**WHAT IS ASKED:**
Reproduce every entry below precisely. Pictures are excluded from the copy.

**DATA ENTRIES:**
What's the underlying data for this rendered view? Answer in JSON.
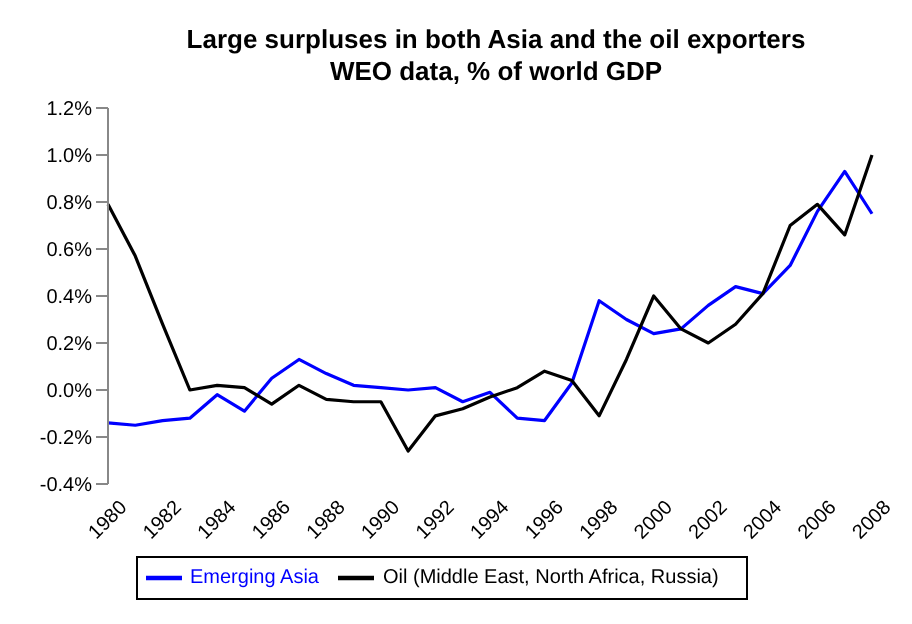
{
  "chart_data": {
    "type": "line",
    "title": "Large surpluses in both Asia and the oil exporters\nWEO data, % of world GDP",
    "categories": [
      "1980",
      null,
      "1982",
      null,
      "1984",
      null,
      "1986",
      null,
      "1988",
      null,
      "1990",
      null,
      "1992",
      null,
      "1994",
      null,
      "1996",
      null,
      "1998",
      null,
      "2000",
      null,
      "2002",
      null,
      "2004",
      null,
      "2006",
      null,
      "2008"
    ],
    "series": [
      {
        "name": "Emerging Asia",
        "color": "#0000ff",
        "values": [
          -0.14,
          -0.15,
          -0.13,
          -0.12,
          -0.02,
          -0.09,
          0.05,
          0.13,
          0.07,
          0.02,
          0.01,
          0.0,
          0.01,
          -0.05,
          -0.01,
          -0.12,
          -0.13,
          0.03,
          0.38,
          0.3,
          0.24,
          0.26,
          0.36,
          0.44,
          0.41,
          0.53,
          0.76,
          0.93,
          0.75
        ]
      },
      {
        "name": "Oil (Middle East, North Africa, Russia)",
        "color": "#000000",
        "values": [
          0.79,
          0.57,
          0.28,
          0.0,
          0.02,
          0.01,
          -0.06,
          0.02,
          -0.04,
          -0.05,
          -0.05,
          -0.26,
          -0.11,
          -0.08,
          -0.03,
          0.01,
          0.08,
          0.04,
          -0.11,
          0.13,
          0.4,
          0.26,
          0.2,
          0.28,
          0.41,
          0.7,
          0.79,
          0.66,
          1.0
        ]
      }
    ],
    "ylim": [
      -0.4,
      1.2
    ],
    "yticks": [
      {
        "value": -0.4,
        "label": "-0.4%"
      },
      {
        "value": -0.2,
        "label": "-0.2%"
      },
      {
        "value": 0,
        "label": "0.0%"
      },
      {
        "value": 0.2,
        "label": "0.2%"
      },
      {
        "value": 0.4,
        "label": "0.4%"
      },
      {
        "value": 0.6,
        "label": "0.6%"
      },
      {
        "value": 0.8,
        "label": "0.8%"
      },
      {
        "value": 1.0,
        "label": "1.0%"
      },
      {
        "value": 1.2,
        "label": "1.2%"
      }
    ],
    "grid": false,
    "legend": "bottom",
    "marker": "none",
    "line_style": "solid"
  }
}
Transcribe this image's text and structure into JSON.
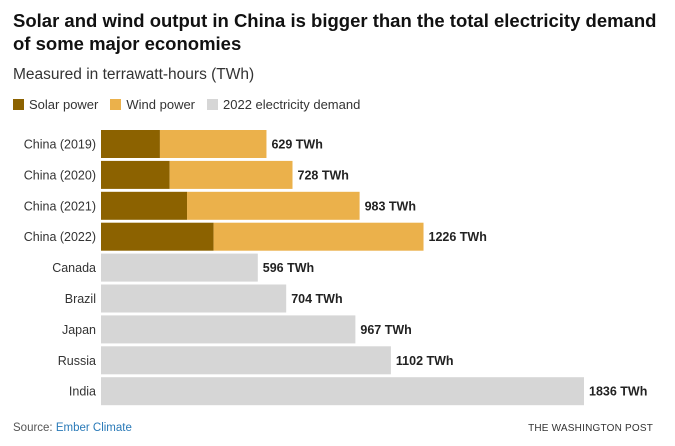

**THE ANSWER:**
What's the underlying data for this rendered view? Answer in JSON.
{
  "chart_data": {
    "type": "line",
    "title": "Large surpluses in both Asia and the oil exporters\nWEO data, % of world GDP",
    "categories": [
      "1980",
      null,
      "1982",
      null,
      "1984",
      null,
      "1986",
      null,
      "1988",
      null,
      "1990",
      null,
      "1992",
      null,
      "1994",
      null,
      "1996",
      null,
      "1998",
      null,
      "2000",
      null,
      "2002",
      null,
      "2004",
      null,
      "2006",
      null,
      "2008"
    ],
    "series": [
      {
        "name": "Emerging Asia",
        "color": "#0000ff",
        "values": [
          -0.14,
          -0.15,
          -0.13,
          -0.12,
          -0.02,
          -0.09,
          0.05,
          0.13,
          0.07,
          0.02,
          0.01,
          0.0,
          0.01,
          -0.05,
          -0.01,
          -0.12,
          -0.13,
          0.03,
          0.38,
          0.3,
          0.24,
          0.26,
          0.36,
          0.44,
          0.41,
          0.53,
          0.76,
          0.93,
          0.75
        ]
      },
      {
        "name": "Oil (Middle East, North Africa, Russia)",
        "color": "#000000",
        "values": [
          0.79,
          0.57,
          0.28,
          0.0,
          0.02,
          0.01,
          -0.06,
          0.02,
          -0.04,
          -0.05,
          -0.05,
          -0.26,
          -0.11,
          -0.08,
          -0.03,
          0.01,
          0.08,
          0.04,
          -0.11,
          0.13,
          0.4,
          0.26,
          0.2,
          0.28,
          0.41,
          0.7,
          0.79,
          0.66,
          1.0
        ]
      }
    ],
    "ylim": [
      -0.4,
      1.2
    ],
    "yticks": [
      {
        "value": -0.4,
        "label": "-0.4%"
      },
      {
        "value": -0.2,
        "label": "-0.2%"
      },
      {
        "value": 0,
        "label": "0.0%"
      },
      {
        "value": 0.2,
        "label": "0.2%"
      },
      {
        "value": 0.4,
        "label": "0.4%"
      },
      {
        "value": 0.6,
        "label": "0.6%"
      },
      {
        "value": 0.8,
        "label": "0.8%"
      },
      {
        "value": 1.0,
        "label": "1.0%"
      },
      {
        "value": 1.2,
        "label": "1.2%"
      }
    ],
    "grid": false,
    "legend": "bottom",
    "marker": "none",
    "line_style": "solid"
  }
}
Transcribe this image's text and structure into JSON.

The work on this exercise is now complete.